# THE REQUEST
Go through the records underneath and write each one out again exactly.

# DATA EXCERPTS

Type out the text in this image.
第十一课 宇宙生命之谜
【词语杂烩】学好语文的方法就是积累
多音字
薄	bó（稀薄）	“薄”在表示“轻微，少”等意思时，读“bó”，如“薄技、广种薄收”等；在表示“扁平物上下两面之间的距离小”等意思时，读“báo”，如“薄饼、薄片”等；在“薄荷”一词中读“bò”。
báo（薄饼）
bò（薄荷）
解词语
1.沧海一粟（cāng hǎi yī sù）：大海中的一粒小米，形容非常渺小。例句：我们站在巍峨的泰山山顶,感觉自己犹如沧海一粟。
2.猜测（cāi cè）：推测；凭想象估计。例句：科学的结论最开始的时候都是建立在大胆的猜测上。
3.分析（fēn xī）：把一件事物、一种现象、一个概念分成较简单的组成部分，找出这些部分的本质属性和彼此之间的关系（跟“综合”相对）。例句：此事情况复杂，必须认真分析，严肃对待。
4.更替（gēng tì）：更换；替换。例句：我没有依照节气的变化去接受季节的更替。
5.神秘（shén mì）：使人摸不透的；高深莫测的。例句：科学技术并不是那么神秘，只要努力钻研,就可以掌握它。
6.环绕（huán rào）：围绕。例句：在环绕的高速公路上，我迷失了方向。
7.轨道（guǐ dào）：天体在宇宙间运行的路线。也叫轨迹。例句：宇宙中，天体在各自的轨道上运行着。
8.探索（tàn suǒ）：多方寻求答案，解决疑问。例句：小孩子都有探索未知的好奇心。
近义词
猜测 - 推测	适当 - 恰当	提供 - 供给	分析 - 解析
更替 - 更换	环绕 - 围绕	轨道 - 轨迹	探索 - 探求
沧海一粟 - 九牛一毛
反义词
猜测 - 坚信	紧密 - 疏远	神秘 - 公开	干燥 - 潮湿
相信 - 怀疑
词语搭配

# REPLY TO THE TASK
Type out the text in this image.
第十一课 宇宙生命之谜
【词语杂烩】学好语文的方法就是积累
多音字
薄	bó（稀薄）	“薄”在表示“轻微，少”等意思时，读“bó”，如“薄技、广种薄收”等；在表示“扁平物上下两面之间的距离小”等意思时，读“báo”，如“薄饼、薄片”等；在“薄荷”一词中读“bò”。
báo（薄饼）
bò（薄荷）
解词语
1.沧海一粟（cāng hǎi yī sù）：大海中的一粒小米，形容非常渺小。例句：我们站在巍峨的泰山山顶,感觉自己犹如沧海一粟。
2.猜测（cāi cè）：推测；凭想象估计。例句：科学的结论最开始的时候都是建立在大胆的猜测上。
3.分析（fēn xī）：把一件事物、一种现象、一个概念分成较简单的组成部分，找出这些部分的本质属性和彼此之间的关系（跟“综合”相对）。例句：此事情况复杂，必须认真分析，严肃对待。
4.更替（gēng tì）：更换；替换。例句：我没有依照节气的变化去接受季节的更替。
5.神秘（shén mì）：使人摸不透的；高深莫测的。例句：科学技术并不是那么神秘，只要努力钻研,就可以掌握它。
6.环绕（huán rào）：围绕。例句：在环绕的高速公路上，我迷失了方向。
7.轨道（guǐ dào）：天体在宇宙间运行的路线。也叫轨迹。例句：宇宙中，天体在各自的轨道上运行着。
8.探索（tàn suǒ）：多方寻求答案，解决疑问。例句：小孩子都有探索未知的好奇心。
近义词
猜测 - 推测	适当 - 恰当	提供 - 供给	分析 - 解析
更替 - 更换	环绕 - 围绕	轨道 - 轨迹	探索 - 探求
沧海一粟 - 九牛一毛
反义词
猜测 - 坚信	紧密 - 疏远	神秘 - 公开	干燥 - 潮湿
相信 - 怀疑
词语搭配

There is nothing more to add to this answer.